Data entries
#####
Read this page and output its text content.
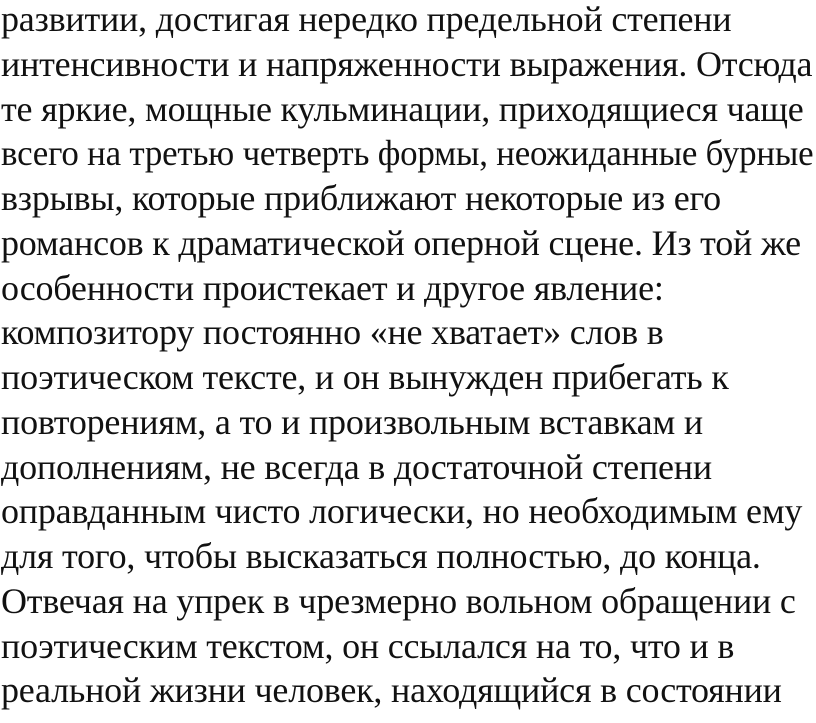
развитии, достигая нередко предельной степени
интенсивности и напряженности выражения. Отсюда
те яркие, мощные кульминации, приходящиеся чаще
всего на третью четверть формы, неожиданные бурные
взрывы, которые приближают некоторые из его
романсов к драматической оперной сцене. Из той же
особенности проистекает и другое явление:
композитору постоянно «не хватает» слов в
поэтическом тексте, и он вынужден прибегать к
повторениям, а то и произвольным вставкам и
дополнениям, не всегда в достаточной степени
оправданным чисто логически, но необходимым ему
для того, чтобы высказаться полностью, до конца.
Отвечая на упрек в чрезмерно вольном обращении с
поэтическим текстом, он ссылался на то, что и в
реальной жизни человек, находящийся в состоянии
#####
Return to the listing above and set it down exactly, leaving out its pictures.

Solution to this problem
Read this page and output its text content.
развитии, достигая нередко предельной степени
интенсивности и напряженности выражения. Отсюда
те яркие, мощные кульминации, приходящиеся чаще
всего на третью четверть формы, неожиданные бурные
взрывы, которые приближают некоторые из его
романсов к драматической оперной сцене. Из той же
особенности проистекает и другое явление:
композитору постоянно «не хватает» слов в
поэтическом тексте, и он вынужден прибегать к
повторениям, а то и произвольным вставкам и
дополнениям, не всегда в достаточной степени
оправданным чисто логически, но необходимым ему
для того, чтобы высказаться полностью, до конца.
Отвечая на упрек в чрезмерно вольном обращении с
поэтическим текстом, он ссылался на то, что и в
реальной жизни человек, находящийся в состоянии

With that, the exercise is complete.